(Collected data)
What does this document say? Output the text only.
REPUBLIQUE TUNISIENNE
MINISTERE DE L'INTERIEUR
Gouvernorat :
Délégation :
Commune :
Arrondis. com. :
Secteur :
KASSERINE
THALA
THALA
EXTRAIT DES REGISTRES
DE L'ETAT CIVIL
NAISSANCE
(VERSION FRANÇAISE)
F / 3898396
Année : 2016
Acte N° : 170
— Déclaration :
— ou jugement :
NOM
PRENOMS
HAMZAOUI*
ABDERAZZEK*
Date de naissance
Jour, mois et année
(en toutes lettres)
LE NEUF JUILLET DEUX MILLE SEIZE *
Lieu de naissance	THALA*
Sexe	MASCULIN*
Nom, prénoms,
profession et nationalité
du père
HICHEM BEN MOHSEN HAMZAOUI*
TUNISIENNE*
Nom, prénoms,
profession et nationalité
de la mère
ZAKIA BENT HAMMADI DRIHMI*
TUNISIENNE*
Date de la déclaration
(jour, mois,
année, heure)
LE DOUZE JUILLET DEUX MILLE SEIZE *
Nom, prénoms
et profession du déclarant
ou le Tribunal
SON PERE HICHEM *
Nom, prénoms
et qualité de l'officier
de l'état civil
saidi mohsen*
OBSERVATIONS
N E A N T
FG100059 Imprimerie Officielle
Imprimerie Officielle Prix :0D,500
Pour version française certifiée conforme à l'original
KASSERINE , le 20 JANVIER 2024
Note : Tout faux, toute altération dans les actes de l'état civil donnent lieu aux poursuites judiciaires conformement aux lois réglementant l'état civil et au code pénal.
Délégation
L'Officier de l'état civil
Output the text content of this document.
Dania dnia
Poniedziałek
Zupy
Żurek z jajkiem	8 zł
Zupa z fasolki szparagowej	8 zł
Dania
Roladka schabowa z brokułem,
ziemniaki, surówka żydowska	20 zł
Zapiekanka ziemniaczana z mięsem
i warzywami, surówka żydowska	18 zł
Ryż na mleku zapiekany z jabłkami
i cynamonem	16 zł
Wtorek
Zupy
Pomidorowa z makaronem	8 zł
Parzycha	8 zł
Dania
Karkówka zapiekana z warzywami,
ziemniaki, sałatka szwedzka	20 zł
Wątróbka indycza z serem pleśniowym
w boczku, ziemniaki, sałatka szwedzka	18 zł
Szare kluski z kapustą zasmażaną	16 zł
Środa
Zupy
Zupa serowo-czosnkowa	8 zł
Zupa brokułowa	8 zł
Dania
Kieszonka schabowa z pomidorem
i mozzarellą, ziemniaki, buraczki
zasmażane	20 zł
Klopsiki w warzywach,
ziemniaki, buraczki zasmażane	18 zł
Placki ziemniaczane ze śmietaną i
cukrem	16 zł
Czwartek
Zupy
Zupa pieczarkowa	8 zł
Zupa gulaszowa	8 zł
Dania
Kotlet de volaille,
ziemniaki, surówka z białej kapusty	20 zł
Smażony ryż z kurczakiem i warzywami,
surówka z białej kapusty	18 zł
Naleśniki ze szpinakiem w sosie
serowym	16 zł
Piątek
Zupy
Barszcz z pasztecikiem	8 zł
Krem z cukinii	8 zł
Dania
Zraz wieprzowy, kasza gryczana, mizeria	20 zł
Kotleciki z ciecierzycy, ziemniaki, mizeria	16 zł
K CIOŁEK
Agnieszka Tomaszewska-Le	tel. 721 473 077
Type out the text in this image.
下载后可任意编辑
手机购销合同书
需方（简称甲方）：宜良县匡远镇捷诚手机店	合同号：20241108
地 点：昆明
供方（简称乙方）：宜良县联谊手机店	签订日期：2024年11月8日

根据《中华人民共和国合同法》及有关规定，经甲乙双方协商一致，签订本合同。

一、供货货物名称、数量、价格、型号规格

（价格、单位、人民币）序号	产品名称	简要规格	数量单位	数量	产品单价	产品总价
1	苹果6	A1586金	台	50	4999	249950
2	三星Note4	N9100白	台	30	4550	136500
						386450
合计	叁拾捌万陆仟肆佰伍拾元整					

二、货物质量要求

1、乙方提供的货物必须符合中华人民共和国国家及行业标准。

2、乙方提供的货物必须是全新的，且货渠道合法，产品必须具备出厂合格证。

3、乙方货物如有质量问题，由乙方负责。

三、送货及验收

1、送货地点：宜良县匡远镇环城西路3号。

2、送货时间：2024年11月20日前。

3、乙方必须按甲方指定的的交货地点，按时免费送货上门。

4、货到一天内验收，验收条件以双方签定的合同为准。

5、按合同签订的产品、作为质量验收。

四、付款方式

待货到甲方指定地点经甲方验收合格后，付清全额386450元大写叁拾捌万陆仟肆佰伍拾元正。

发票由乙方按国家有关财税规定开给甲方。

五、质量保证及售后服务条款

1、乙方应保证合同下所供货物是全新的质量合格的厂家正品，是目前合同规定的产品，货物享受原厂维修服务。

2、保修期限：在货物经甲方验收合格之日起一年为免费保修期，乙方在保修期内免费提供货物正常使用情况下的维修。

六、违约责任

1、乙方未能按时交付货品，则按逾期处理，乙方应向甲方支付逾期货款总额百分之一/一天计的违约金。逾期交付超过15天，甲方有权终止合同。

▶ _Exercise instructions_
Reproduce the full listing word for word.

▶ _Worked solution_
What does this document say? Output the text only.
REPUBLIQUE TUNISIENNE
MINISTERE DE L'INTERIEUR
Gouvernorat :
Délégation :
Commune :
Arrondis. com. :
Secteur :
KASSERINE
THALA
THALA
EXTRAIT DES REGISTRES
DE L'ETAT CIVIL
NAISSANCE
(VERSION FRANÇAISE)
F / 3898396
Année : 2016
Acte N° : 170
— Déclaration :
— ou jugement :
NOM
PRENOMS
HAMZAOUI*
ABDERAZZEK*
Date de naissance
Jour, mois et année
(en toutes lettres)
LE NEUF JUILLET DEUX MILLE SEIZE *
Lieu de naissance	THALA*
Sexe	MASCULIN*
Nom, prénoms,
profession et nationalité
du père
HICHEM BEN MOHSEN HAMZAOUI*
TUNISIENNE*
Nom, prénoms,
profession et nationalité
de la mère
ZAKIA BENT HAMMADI DRIHMI*
TUNISIENNE*
Date de la déclaration
(jour, mois,
année, heure)
LE DOUZE JUILLET DEUX MILLE SEIZE *
Nom, prénoms
et profession du déclarant
ou le Tribunal
SON PERE HICHEM *
Nom, prénoms
et qualité de l'officier
de l'état civil
saidi mohsen*
OBSERVATIONS
N E A N T
FG100059 Imprimerie Officielle
Imprimerie Officielle Prix :0D,500
Pour version française certifiée conforme à l'original
KASSERINE , le 20 JANVIER 2024
Note : Tout faux, toute altération dans les actes de l'état civil donnent lieu aux poursuites judiciaires conformement aux lois réglementant l'état civil et au code pénal.
Délégation
L'Officier de l'état civil
Output the text content of this document.
Dania dnia
Poniedziałek
Zupy
Żurek z jajkiem	8 zł
Zupa z fasolki szparagowej	8 zł
Dania
Roladka schabowa z brokułem,
ziemniaki, surówka żydowska	20 zł
Zapiekanka ziemniaczana z mięsem
i warzywami, surówka żydowska	18 zł
Ryż na mleku zapiekany z jabłkami
i cynamonem	16 zł
Wtorek
Zupy
Pomidorowa z makaronem	8 zł
Parzycha	8 zł
Dania
Karkówka zapiekana z warzywami,
ziemniaki, sałatka szwedzka	20 zł
Wątróbka indycza z serem pleśniowym
w boczku, ziemniaki, sałatka szwedzka	18 zł
Szare kluski z kapustą zasmażaną	16 zł
Środa
Zupy
Zupa serowo-czosnkowa	8 zł
Zupa brokułowa	8 zł
Dania
Kieszonka schabowa z pomidorem
i mozzarellą, ziemniaki, buraczki
zasmażane	20 zł
Klopsiki w warzywach,
ziemniaki, buraczki zasmażane	18 zł
Placki ziemniaczane ze śmietaną i
cukrem	16 zł
Czwartek
Zupy
Zupa pieczarkowa	8 zł
Zupa gulaszowa	8 zł
Dania
Kotlet de volaille,
ziemniaki, surówka z białej kapusty	20 zł
Smażony ryż z kurczakiem i warzywami,
surówka z białej kapusty	18 zł
Naleśniki ze szpinakiem w sosie
serowym	16 zł
Piątek
Zupy
Barszcz z pasztecikiem	8 zł
Krem z cukinii	8 zł
Dania
Zraz wieprzowy, kasza gryczana, mizeria	20 zł
Kotleciki z ciecierzycy, ziemniaki, mizeria	16 zł
K CIOŁEK
Agnieszka Tomaszewska-Le	tel. 721 473 077
Type out the text in this image.
下载后可任意编辑
手机购销合同书
需方（简称甲方）：宜良县匡远镇捷诚手机店	合同号：20241108
地 点：昆明
供方（简称乙方）：宜良县联谊手机店	签订日期：2024年11月8日

根据《中华人民共和国合同法》及有关规定，经甲乙双方协商一致，签订本合同。

一、供货货物名称、数量、价格、型号规格

（价格、单位、人民币）序号	产品名称	简要规格	数量单位	数量	产品单价	产品总价
1	苹果6	A1586金	台	50	4999	249950
2	三星Note4	N9100白	台	30	4550	136500
						386450
合计	叁拾捌万陆仟肆佰伍拾元整					

二、货物质量要求

1、乙方提供的货物必须符合中华人民共和国国家及行业标准。

2、乙方提供的货物必须是全新的，且货渠道合法，产品必须具备出厂合格证。

3、乙方货物如有质量问题，由乙方负责。

三、送货及验收

1、送货地点：宜良县匡远镇环城西路3号。

2、送货时间：2024年11月20日前。

3、乙方必须按甲方指定的的交货地点，按时免费送货上门。

4、货到一天内验收，验收条件以双方签定的合同为准。

5、按合同签订的产品、作为质量验收。

四、付款方式

待货到甲方指定地点经甲方验收合格后，付清全额386450元大写叁拾捌万陆仟肆佰伍拾元正。

发票由乙方按国家有关财税规定开给甲方。

五、质量保证及售后服务条款

1、乙方应保证合同下所供货物是全新的质量合格的厂家正品，是目前合同规定的产品，货物享受原厂维修服务。

2、保修期限：在货物经甲方验收合格之日起一年为免费保修期，乙方在保修期内免费提供货物正常使用情况下的维修。

六、违约责任

1、乙方未能按时交付货品，则按逾期处理，乙方应向甲方支付逾期货款总额百分之一/一天计的违约金。逾期交付超过15天，甲方有权终止合同。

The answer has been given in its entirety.